┏━━
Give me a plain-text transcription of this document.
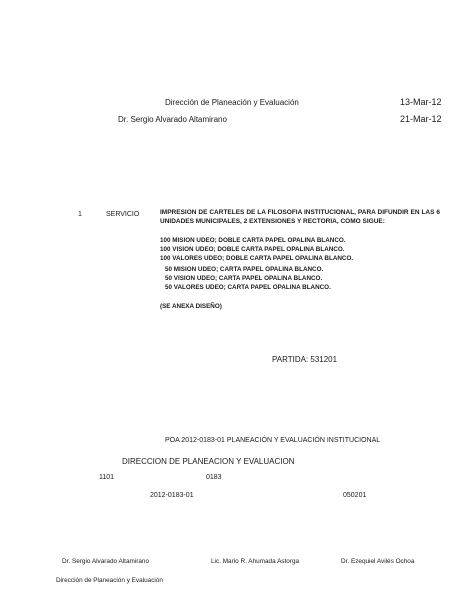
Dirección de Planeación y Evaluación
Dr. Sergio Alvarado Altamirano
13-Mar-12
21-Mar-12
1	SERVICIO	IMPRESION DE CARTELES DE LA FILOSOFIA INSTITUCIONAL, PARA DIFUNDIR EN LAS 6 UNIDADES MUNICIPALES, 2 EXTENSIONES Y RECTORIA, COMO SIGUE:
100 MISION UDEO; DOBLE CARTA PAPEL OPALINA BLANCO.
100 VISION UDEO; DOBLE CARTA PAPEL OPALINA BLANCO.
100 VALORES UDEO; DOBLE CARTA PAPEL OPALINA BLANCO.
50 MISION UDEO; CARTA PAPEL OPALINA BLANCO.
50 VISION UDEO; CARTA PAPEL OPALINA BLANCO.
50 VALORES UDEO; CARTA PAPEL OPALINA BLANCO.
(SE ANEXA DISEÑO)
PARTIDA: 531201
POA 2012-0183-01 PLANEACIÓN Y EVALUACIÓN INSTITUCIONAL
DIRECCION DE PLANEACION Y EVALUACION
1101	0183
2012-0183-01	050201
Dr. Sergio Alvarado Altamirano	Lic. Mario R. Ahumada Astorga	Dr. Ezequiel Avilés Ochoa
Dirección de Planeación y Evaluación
┗━━
┏━━
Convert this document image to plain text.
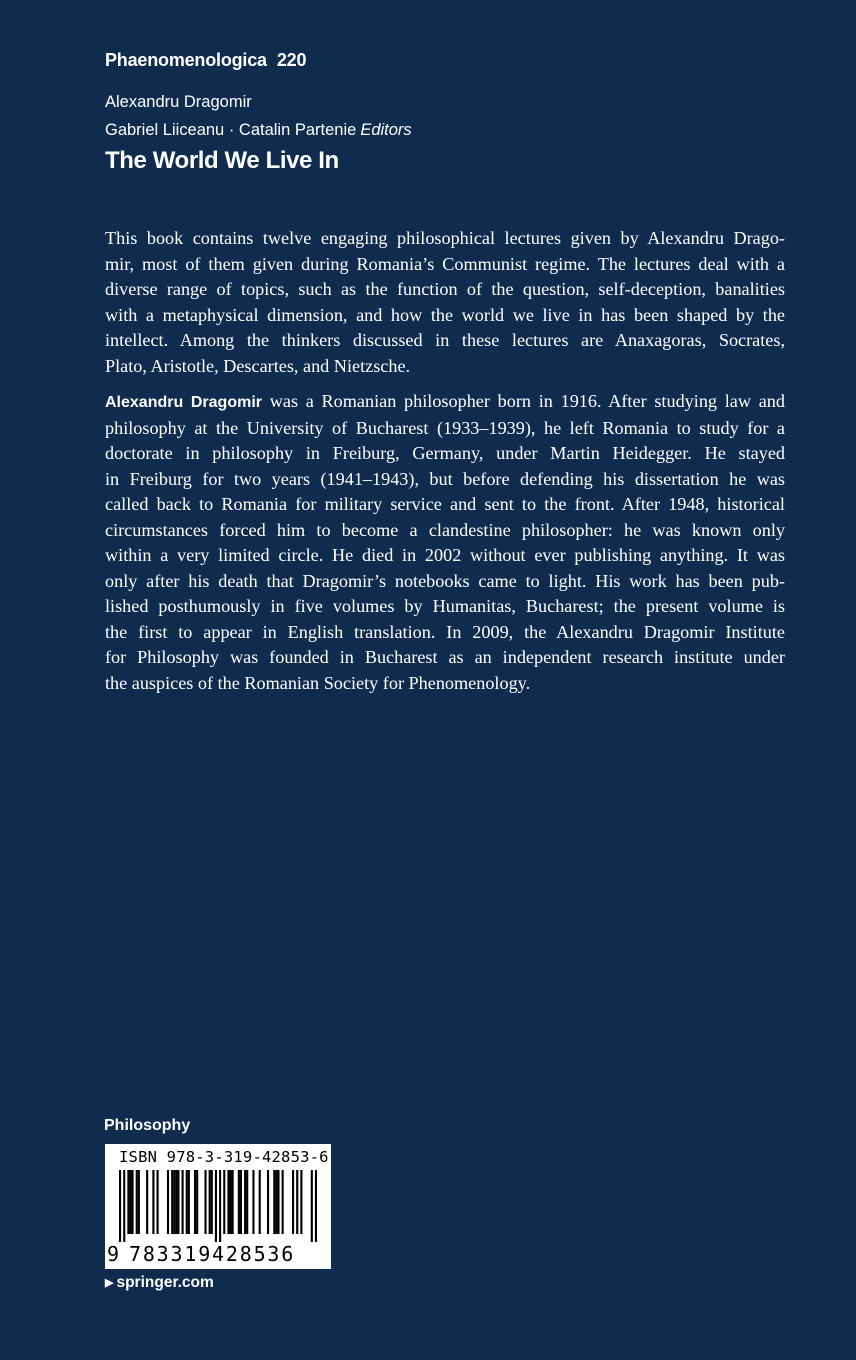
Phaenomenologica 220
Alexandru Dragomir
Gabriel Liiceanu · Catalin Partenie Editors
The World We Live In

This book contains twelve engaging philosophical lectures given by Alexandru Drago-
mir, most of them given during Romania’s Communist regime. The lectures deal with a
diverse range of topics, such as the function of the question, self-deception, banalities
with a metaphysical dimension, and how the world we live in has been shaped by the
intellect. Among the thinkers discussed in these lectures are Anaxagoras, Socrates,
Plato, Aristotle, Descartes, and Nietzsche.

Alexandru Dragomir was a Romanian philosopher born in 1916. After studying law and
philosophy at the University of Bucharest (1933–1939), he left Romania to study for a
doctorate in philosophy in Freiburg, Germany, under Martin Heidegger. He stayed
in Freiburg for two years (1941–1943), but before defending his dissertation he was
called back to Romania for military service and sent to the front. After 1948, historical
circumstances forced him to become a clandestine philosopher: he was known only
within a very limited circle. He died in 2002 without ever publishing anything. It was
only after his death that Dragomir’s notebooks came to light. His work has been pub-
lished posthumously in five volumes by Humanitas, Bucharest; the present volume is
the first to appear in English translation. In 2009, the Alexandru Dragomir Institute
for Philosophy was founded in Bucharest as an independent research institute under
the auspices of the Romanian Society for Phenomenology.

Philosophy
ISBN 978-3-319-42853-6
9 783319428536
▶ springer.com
┗━━
Pull out every line in the data above that has the word "BLANCO".

100 MISION UDEO; DOBLE CARTA PAPEL OPALINA BLANCO.
100 VISION UDEO; DOBLE CARTA PAPEL OPALINA BLANCO.
100 VALORES UDEO; DOBLE CARTA PAPEL OPALINA BLANCO.
50 MISION UDEO; CARTA PAPEL OPALINA BLANCO.
50 VISION UDEO; CARTA PAPEL OPALINA BLANCO.
50 VALORES UDEO; CARTA PAPEL OPALINA BLANCO.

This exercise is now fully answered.